| WHAT IS NEEDED |
Select the lines that contain "Płynność" and copy each of them.

START WORKING DATA

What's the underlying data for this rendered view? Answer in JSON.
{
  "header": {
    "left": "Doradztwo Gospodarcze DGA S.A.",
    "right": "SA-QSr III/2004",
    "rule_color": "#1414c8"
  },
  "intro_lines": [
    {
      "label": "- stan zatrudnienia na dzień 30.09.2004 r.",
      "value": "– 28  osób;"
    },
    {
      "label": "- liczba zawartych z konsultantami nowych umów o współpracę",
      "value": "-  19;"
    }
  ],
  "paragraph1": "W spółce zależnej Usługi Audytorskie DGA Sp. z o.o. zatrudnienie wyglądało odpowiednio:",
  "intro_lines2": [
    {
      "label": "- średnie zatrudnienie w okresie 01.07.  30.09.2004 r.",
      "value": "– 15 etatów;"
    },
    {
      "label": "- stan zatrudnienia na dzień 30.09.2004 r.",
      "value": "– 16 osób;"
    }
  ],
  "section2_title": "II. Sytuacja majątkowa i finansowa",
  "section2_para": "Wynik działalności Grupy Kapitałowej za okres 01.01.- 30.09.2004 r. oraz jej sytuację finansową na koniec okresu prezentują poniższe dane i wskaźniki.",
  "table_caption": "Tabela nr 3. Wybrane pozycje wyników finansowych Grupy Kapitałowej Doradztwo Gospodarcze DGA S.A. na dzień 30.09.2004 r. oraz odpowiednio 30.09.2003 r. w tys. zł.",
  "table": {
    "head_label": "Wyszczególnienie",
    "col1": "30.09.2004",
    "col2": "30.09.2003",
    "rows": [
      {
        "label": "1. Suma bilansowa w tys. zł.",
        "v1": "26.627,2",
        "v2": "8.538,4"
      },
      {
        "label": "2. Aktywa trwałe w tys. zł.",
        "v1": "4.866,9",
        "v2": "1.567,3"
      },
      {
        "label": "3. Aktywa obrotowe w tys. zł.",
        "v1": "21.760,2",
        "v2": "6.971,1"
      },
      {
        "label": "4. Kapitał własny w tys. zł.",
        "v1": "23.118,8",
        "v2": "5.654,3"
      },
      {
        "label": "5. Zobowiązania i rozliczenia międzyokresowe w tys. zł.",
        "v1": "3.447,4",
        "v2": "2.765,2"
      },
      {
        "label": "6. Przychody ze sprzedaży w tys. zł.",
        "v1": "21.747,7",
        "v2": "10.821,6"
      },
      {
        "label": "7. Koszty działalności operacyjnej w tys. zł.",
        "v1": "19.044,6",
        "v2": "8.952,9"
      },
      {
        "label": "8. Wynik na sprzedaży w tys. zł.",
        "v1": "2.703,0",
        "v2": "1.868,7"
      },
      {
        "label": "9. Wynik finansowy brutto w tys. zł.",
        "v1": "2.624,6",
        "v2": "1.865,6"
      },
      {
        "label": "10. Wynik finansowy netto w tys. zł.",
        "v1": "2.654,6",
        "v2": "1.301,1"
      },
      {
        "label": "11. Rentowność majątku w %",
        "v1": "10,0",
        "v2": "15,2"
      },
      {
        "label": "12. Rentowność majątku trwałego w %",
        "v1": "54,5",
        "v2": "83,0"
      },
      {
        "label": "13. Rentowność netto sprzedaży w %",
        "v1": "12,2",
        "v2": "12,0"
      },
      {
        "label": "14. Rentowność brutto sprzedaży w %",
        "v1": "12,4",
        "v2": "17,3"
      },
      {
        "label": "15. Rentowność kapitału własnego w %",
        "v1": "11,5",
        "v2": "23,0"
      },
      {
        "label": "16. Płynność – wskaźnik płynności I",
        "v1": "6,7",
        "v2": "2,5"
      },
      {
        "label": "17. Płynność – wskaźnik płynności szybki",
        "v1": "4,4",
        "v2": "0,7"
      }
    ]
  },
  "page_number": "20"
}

END WORKING DATA

| COMPLETED EXERCISE |
        "label": "16. Płynność – wskaźnik płynności I",
        "label": "17. Płynność – wskaźnik płynności szybki",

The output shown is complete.